Write out the full listing exactly as given, minus the images.
● ● ● ● ●
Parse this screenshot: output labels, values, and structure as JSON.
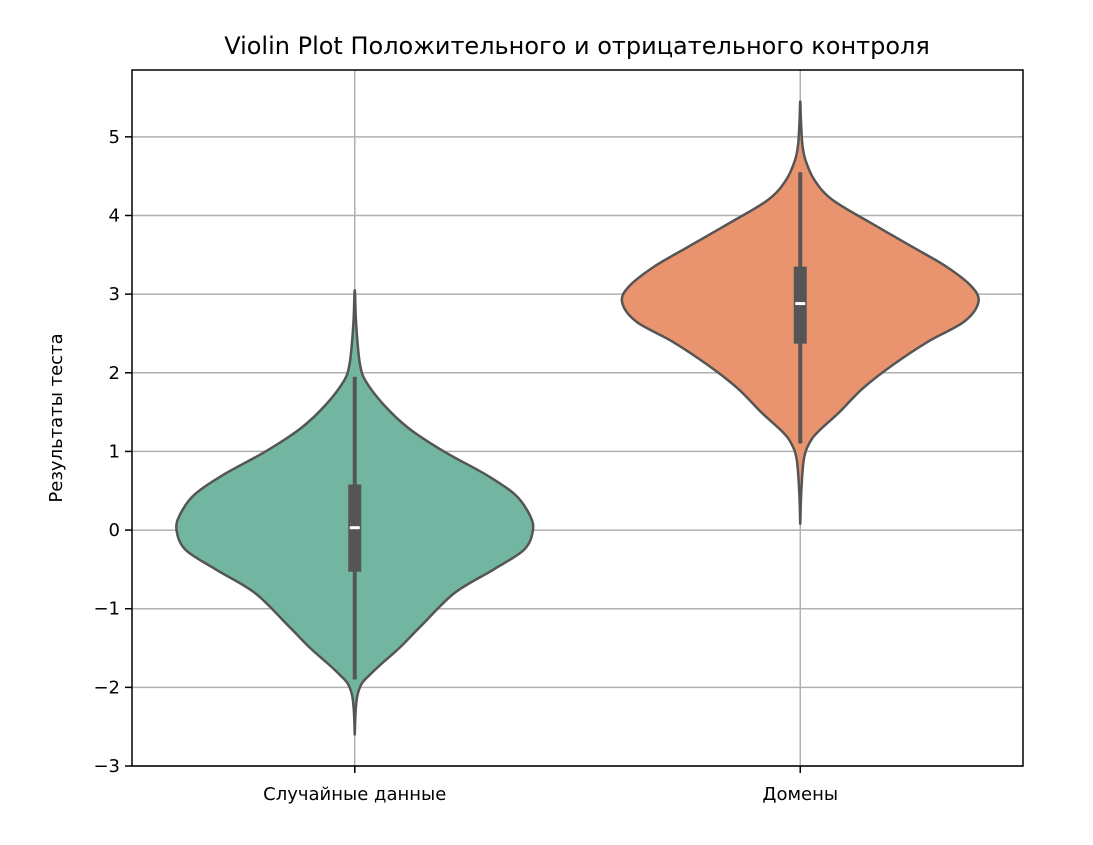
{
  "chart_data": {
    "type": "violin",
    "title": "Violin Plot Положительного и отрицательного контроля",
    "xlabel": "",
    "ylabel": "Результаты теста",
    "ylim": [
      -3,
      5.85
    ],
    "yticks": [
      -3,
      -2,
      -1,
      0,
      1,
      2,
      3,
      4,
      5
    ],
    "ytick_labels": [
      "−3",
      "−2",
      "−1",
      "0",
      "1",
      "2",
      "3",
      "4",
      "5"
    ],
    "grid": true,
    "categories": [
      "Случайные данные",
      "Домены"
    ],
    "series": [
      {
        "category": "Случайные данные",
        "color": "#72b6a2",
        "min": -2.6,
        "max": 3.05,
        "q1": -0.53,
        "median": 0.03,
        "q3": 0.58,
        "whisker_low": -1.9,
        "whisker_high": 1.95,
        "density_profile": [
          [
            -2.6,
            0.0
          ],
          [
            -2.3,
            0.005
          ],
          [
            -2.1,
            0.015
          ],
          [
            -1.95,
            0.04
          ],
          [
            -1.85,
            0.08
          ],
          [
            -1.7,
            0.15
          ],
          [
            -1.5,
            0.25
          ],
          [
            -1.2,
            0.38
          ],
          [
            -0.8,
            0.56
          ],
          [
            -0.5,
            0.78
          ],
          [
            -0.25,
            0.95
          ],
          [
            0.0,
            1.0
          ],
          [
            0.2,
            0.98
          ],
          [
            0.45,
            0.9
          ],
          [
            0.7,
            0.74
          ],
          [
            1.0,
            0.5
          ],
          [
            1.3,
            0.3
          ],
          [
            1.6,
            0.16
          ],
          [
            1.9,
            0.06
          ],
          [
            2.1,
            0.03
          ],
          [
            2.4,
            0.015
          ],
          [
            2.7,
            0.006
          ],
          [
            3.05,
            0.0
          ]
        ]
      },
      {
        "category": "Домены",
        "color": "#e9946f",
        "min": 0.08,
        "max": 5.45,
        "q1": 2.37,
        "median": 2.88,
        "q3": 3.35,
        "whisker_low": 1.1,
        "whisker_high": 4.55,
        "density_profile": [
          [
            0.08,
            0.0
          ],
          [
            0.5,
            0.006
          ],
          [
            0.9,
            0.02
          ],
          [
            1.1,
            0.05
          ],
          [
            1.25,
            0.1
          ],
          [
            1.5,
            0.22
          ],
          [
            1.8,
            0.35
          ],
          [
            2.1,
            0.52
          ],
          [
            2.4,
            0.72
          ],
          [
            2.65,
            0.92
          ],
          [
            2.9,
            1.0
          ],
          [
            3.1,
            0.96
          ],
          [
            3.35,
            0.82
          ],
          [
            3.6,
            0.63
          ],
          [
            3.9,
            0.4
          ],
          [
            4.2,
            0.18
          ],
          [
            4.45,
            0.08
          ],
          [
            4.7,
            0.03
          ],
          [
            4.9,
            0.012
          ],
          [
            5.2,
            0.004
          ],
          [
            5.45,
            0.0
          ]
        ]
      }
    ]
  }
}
● ● ● ● ●
• Reply to the exercise:
Parse this screenshot: output labels, values, and structure as JSON.
{
  "chart_data": {
    "type": "violin",
    "title": "Violin Plot Положительного и отрицательного контроля",
    "xlabel": "",
    "ylabel": "Результаты теста",
    "ylim": [
      -3,
      5.85
    ],
    "yticks": [
      -3,
      -2,
      -1,
      0,
      1,
      2,
      3,
      4,
      5
    ],
    "ytick_labels": [
      "−3",
      "−2",
      "−1",
      "0",
      "1",
      "2",
      "3",
      "4",
      "5"
    ],
    "grid": true,
    "categories": [
      "Случайные данные",
      "Домены"
    ],
    "series": [
      {
        "category": "Случайные данные",
        "color": "#72b6a2",
        "min": -2.6,
        "max": 3.05,
        "q1": -0.53,
        "median": 0.03,
        "q3": 0.58,
        "whisker_low": -1.9,
        "whisker_high": 1.95,
        "density_profile": [
          [
            -2.6,
            0.0
          ],
          [
            -2.3,
            0.005
          ],
          [
            -2.1,
            0.015
          ],
          [
            -1.95,
            0.04
          ],
          [
            -1.85,
            0.08
          ],
          [
            -1.7,
            0.15
          ],
          [
            -1.5,
            0.25
          ],
          [
            -1.2,
            0.38
          ],
          [
            -0.8,
            0.56
          ],
          [
            -0.5,
            0.78
          ],
          [
            -0.25,
            0.95
          ],
          [
            0.0,
            1.0
          ],
          [
            0.2,
            0.98
          ],
          [
            0.45,
            0.9
          ],
          [
            0.7,
            0.74
          ],
          [
            1.0,
            0.5
          ],
          [
            1.3,
            0.3
          ],
          [
            1.6,
            0.16
          ],
          [
            1.9,
            0.06
          ],
          [
            2.1,
            0.03
          ],
          [
            2.4,
            0.015
          ],
          [
            2.7,
            0.006
          ],
          [
            3.05,
            0.0
          ]
        ]
      },
      {
        "category": "Домены",
        "color": "#e9946f",
        "min": 0.08,
        "max": 5.45,
        "q1": 2.37,
        "median": 2.88,
        "q3": 3.35,
        "whisker_low": 1.1,
        "whisker_high": 4.55,
        "density_profile": [
          [
            0.08,
            0.0
          ],
          [
            0.5,
            0.006
          ],
          [
            0.9,
            0.02
          ],
          [
            1.1,
            0.05
          ],
          [
            1.25,
            0.1
          ],
          [
            1.5,
            0.22
          ],
          [
            1.8,
            0.35
          ],
          [
            2.1,
            0.52
          ],
          [
            2.4,
            0.72
          ],
          [
            2.65,
            0.92
          ],
          [
            2.9,
            1.0
          ],
          [
            3.1,
            0.96
          ],
          [
            3.35,
            0.82
          ],
          [
            3.6,
            0.63
          ],
          [
            3.9,
            0.4
          ],
          [
            4.2,
            0.18
          ],
          [
            4.45,
            0.08
          ],
          [
            4.7,
            0.03
          ],
          [
            4.9,
            0.012
          ],
          [
            5.2,
            0.004
          ],
          [
            5.45,
            0.0
          ]
        ]
      }
    ]
  }
}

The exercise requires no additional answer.